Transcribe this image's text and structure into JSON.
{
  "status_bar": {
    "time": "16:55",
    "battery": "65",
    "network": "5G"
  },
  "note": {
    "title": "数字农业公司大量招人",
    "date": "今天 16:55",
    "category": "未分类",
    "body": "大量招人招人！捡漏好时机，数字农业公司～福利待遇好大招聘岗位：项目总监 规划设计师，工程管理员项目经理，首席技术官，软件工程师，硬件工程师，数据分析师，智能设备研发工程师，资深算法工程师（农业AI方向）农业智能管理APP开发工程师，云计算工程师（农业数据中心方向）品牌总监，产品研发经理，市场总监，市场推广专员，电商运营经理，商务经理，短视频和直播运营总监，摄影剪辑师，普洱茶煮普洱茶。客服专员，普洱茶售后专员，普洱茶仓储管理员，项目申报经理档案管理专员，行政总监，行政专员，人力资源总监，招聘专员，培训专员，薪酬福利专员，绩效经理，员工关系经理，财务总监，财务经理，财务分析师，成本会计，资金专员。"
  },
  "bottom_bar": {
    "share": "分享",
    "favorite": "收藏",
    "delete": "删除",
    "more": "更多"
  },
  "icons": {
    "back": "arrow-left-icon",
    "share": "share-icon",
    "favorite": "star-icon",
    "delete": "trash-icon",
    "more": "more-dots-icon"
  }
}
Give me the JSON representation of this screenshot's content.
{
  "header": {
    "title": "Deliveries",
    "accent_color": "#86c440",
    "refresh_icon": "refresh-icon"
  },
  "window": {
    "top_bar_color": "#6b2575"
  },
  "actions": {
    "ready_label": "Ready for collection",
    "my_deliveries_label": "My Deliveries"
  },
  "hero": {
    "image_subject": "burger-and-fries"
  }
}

Exercise requirements:
Would you reproduce the material above in full, exactly as given?

Solution for this problem:
Transcribe this image's text and structure into JSON.
{
  "status_bar": {
    "time": "16:55",
    "battery": "65",
    "network": "5G"
  },
  "note": {
    "title": "数字农业公司大量招人",
    "date": "今天 16:55",
    "category": "未分类",
    "body": "大量招人招人！捡漏好时机，数字农业公司～福利待遇好大招聘岗位：项目总监 规划设计师，工程管理员项目经理，首席技术官，软件工程师，硬件工程师，数据分析师，智能设备研发工程师，资深算法工程师（农业AI方向）农业智能管理APP开发工程师，云计算工程师（农业数据中心方向）品牌总监，产品研发经理，市场总监，市场推广专员，电商运营经理，商务经理，短视频和直播运营总监，摄影剪辑师，普洱茶煮普洱茶。客服专员，普洱茶售后专员，普洱茶仓储管理员，项目申报经理档案管理专员，行政总监，行政专员，人力资源总监，招聘专员，培训专员，薪酬福利专员，绩效经理，员工关系经理，财务总监，财务经理，财务分析师，成本会计，资金专员。"
  },
  "bottom_bar": {
    "share": "分享",
    "favorite": "收藏",
    "delete": "删除",
    "more": "更多"
  },
  "icons": {
    "back": "arrow-left-icon",
    "share": "share-icon",
    "favorite": "star-icon",
    "delete": "trash-icon",
    "more": "more-dots-icon"
  }
}
Give me the JSON representation of this screenshot's content.
{
  "header": {
    "title": "Deliveries",
    "accent_color": "#86c440",
    "refresh_icon": "refresh-icon"
  },
  "window": {
    "top_bar_color": "#6b2575"
  },
  "actions": {
    "ready_label": "Ready for collection",
    "my_deliveries_label": "My Deliveries"
  },
  "hero": {
    "image_subject": "burger-and-fries"
  }
}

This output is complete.